— YOUR INSTRUCTIONS —
Identify the lines containing the word "Brotherhood". Copy each one.

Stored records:
»»

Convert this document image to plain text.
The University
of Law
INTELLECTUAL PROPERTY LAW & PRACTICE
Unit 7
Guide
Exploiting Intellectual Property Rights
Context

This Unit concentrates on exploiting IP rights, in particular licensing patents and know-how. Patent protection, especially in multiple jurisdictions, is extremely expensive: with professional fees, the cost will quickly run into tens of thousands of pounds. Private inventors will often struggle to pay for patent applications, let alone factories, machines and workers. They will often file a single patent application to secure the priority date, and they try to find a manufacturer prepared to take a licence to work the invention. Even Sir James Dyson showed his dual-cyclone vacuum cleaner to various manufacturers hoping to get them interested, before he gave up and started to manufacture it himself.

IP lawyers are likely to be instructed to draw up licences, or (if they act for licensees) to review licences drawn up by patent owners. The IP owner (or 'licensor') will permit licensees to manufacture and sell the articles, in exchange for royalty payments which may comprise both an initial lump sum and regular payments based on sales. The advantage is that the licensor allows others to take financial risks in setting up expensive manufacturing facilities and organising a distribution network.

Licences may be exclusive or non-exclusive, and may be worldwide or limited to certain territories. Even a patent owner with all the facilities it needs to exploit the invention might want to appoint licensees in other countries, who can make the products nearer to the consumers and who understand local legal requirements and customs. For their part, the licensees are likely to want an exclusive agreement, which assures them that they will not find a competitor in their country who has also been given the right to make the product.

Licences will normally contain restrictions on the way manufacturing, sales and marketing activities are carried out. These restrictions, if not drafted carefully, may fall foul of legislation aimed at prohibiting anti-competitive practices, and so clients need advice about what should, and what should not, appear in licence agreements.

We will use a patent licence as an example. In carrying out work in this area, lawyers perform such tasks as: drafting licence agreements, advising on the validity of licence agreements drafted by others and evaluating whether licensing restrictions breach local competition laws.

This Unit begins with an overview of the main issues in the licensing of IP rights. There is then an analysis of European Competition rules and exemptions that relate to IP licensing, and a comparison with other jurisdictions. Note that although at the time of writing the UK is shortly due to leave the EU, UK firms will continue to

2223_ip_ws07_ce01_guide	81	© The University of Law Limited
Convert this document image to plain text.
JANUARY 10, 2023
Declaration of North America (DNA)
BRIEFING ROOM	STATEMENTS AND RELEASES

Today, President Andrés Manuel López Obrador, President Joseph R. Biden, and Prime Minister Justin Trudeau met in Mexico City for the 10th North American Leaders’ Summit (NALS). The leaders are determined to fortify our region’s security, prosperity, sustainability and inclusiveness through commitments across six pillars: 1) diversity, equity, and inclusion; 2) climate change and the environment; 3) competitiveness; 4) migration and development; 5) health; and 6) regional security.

««
»»

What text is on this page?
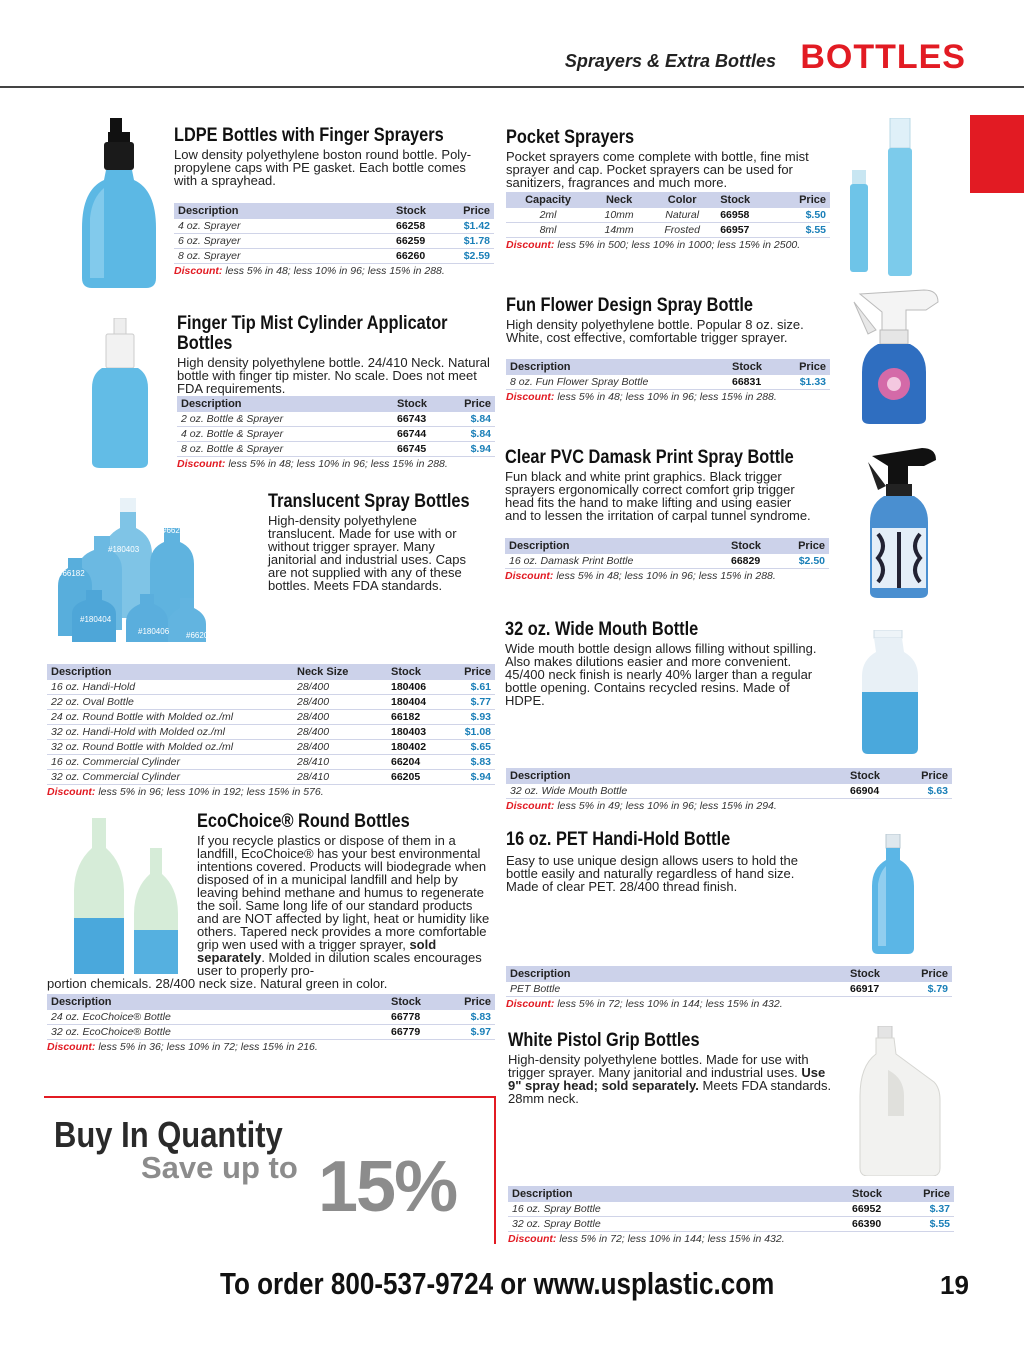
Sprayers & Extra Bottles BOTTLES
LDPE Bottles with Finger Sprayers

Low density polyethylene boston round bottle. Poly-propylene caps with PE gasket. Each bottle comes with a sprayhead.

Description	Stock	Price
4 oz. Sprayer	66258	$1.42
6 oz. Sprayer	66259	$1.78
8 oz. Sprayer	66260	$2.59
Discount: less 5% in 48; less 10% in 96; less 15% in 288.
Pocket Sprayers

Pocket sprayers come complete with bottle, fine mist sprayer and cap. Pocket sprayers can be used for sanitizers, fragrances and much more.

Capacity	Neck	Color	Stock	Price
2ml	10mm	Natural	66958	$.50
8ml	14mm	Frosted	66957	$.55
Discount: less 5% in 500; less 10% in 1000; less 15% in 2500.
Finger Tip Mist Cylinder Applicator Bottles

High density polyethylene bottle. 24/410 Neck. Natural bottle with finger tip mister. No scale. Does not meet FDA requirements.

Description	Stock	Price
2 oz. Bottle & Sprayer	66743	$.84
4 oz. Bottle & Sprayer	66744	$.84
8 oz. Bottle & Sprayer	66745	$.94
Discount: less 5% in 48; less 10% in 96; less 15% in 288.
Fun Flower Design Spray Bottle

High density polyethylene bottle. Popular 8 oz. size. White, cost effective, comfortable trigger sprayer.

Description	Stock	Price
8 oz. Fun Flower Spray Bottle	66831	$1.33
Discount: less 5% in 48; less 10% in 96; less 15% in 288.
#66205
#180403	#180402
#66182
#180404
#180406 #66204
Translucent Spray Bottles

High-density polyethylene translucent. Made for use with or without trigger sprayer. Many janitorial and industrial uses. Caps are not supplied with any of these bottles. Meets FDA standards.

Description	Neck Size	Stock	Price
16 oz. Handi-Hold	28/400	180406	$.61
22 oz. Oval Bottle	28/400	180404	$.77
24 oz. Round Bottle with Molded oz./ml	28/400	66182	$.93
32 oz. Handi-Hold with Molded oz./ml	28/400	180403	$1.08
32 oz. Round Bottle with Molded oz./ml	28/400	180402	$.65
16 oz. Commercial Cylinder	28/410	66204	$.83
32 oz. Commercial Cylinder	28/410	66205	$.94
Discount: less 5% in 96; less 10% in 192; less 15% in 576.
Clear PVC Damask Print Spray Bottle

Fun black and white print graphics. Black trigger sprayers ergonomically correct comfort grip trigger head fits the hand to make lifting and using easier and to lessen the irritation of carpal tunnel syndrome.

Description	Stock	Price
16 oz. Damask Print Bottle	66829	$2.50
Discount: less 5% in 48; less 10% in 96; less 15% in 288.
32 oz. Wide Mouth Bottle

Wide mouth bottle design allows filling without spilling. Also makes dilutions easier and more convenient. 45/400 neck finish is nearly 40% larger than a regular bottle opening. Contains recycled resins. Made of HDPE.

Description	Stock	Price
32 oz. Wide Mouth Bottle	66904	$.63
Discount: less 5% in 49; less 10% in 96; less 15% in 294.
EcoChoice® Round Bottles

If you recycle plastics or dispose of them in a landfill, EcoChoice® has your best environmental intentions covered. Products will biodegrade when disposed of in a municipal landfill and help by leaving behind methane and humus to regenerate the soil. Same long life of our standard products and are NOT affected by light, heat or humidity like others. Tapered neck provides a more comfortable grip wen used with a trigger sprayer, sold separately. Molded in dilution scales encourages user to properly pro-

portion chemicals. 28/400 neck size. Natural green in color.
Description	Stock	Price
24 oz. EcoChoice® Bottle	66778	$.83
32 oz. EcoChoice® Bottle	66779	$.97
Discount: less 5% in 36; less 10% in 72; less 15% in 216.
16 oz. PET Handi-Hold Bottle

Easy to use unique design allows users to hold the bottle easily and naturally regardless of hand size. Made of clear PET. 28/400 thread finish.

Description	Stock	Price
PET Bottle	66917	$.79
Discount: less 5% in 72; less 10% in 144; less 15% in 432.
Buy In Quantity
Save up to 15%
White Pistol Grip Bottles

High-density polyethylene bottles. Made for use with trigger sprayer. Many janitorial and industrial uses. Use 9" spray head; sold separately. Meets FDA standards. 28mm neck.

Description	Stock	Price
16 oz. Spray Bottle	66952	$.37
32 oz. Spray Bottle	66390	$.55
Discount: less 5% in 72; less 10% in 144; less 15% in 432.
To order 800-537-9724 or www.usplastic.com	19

««
»»

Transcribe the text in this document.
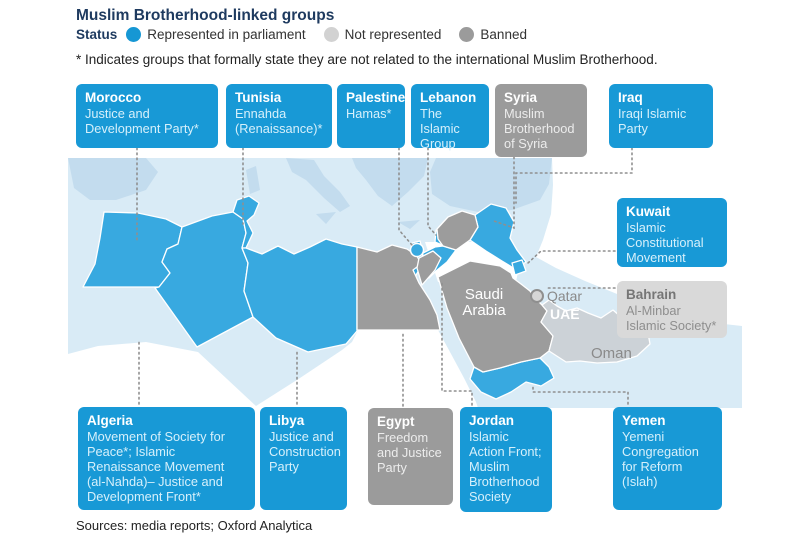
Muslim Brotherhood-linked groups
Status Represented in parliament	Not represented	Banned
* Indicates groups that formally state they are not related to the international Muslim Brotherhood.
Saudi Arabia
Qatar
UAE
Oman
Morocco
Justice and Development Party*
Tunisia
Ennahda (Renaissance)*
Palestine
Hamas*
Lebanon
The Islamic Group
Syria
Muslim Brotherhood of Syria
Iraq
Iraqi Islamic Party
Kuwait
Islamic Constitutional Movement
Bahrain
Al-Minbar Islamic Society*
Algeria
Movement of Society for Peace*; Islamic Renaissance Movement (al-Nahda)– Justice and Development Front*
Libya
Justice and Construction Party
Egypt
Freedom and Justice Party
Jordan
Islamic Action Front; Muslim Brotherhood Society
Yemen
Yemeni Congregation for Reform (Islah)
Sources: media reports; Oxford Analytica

««

— FINISHED ANSWER —
Muslim Brotherhood-linked groups
* Indicates groups that formally state they are not related to the international Muslim Brotherhood.
Muslim Brotherhood of Syria
Islamic Action Front; Muslim Brotherhood Society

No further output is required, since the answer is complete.